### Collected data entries
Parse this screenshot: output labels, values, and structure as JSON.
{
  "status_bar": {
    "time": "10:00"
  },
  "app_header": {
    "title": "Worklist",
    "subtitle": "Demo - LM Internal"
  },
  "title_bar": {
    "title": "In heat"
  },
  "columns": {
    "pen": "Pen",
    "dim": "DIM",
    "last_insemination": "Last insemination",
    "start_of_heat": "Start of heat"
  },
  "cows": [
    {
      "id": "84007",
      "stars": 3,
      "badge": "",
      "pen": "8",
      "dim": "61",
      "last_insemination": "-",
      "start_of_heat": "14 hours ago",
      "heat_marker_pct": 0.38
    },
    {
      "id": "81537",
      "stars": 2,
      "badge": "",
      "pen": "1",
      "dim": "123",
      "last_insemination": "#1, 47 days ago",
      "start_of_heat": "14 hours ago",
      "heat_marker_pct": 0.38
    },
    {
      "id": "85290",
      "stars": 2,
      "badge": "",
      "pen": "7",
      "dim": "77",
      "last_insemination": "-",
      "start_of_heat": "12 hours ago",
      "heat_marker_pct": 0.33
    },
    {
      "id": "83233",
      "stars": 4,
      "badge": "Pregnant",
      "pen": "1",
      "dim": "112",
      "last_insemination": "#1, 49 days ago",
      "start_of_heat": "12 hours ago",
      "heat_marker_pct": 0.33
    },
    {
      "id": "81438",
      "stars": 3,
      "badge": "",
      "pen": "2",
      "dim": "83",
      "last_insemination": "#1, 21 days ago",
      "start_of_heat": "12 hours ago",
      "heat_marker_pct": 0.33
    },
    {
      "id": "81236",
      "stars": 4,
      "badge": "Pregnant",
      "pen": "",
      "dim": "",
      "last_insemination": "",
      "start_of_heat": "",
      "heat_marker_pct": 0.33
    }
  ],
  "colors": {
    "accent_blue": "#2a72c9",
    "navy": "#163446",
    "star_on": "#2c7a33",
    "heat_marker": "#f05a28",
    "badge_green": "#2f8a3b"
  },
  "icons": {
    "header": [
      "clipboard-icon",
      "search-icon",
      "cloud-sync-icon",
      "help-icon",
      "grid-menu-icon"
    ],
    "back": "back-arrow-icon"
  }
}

### The request
Reproduce the complete set of lines precisely as supplied.

### Answer to the task
Parse this screenshot: output labels, values, and structure as JSON.
{
  "status_bar": {
    "time": "10:00"
  },
  "app_header": {
    "title": "Worklist",
    "subtitle": "Demo - LM Internal"
  },
  "title_bar": {
    "title": "In heat"
  },
  "columns": {
    "pen": "Pen",
    "dim": "DIM",
    "last_insemination": "Last insemination",
    "start_of_heat": "Start of heat"
  },
  "cows": [
    {
      "id": "84007",
      "stars": 3,
      "badge": "",
      "pen": "8",
      "dim": "61",
      "last_insemination": "-",
      "start_of_heat": "14 hours ago",
      "heat_marker_pct": 0.38
    },
    {
      "id": "81537",
      "stars": 2,
      "badge": "",
      "pen": "1",
      "dim": "123",
      "last_insemination": "#1, 47 days ago",
      "start_of_heat": "14 hours ago",
      "heat_marker_pct": 0.38
    },
    {
      "id": "85290",
      "stars": 2,
      "badge": "",
      "pen": "7",
      "dim": "77",
      "last_insemination": "-",
      "start_of_heat": "12 hours ago",
      "heat_marker_pct": 0.33
    },
    {
      "id": "83233",
      "stars": 4,
      "badge": "Pregnant",
      "pen": "1",
      "dim": "112",
      "last_insemination": "#1, 49 days ago",
      "start_of_heat": "12 hours ago",
      "heat_marker_pct": 0.33
    },
    {
      "id": "81438",
      "stars": 3,
      "badge": "",
      "pen": "2",
      "dim": "83",
      "last_insemination": "#1, 21 days ago",
      "start_of_heat": "12 hours ago",
      "heat_marker_pct": 0.33
    },
    {
      "id": "81236",
      "stars": 4,
      "badge": "Pregnant",
      "pen": "",
      "dim": "",
      "last_insemination": "",
      "start_of_heat": "",
      "heat_marker_pct": 0.33
    }
  ],
  "colors": {
    "accent_blue": "#2a72c9",
    "navy": "#163446",
    "star_on": "#2c7a33",
    "heat_marker": "#f05a28",
    "badge_green": "#2f8a3b"
  },
  "icons": {
    "header": [
      "clipboard-icon",
      "search-icon",
      "cloud-sync-icon",
      "help-icon",
      "grid-menu-icon"
    ],
    "back": "back-arrow-icon"
  }
}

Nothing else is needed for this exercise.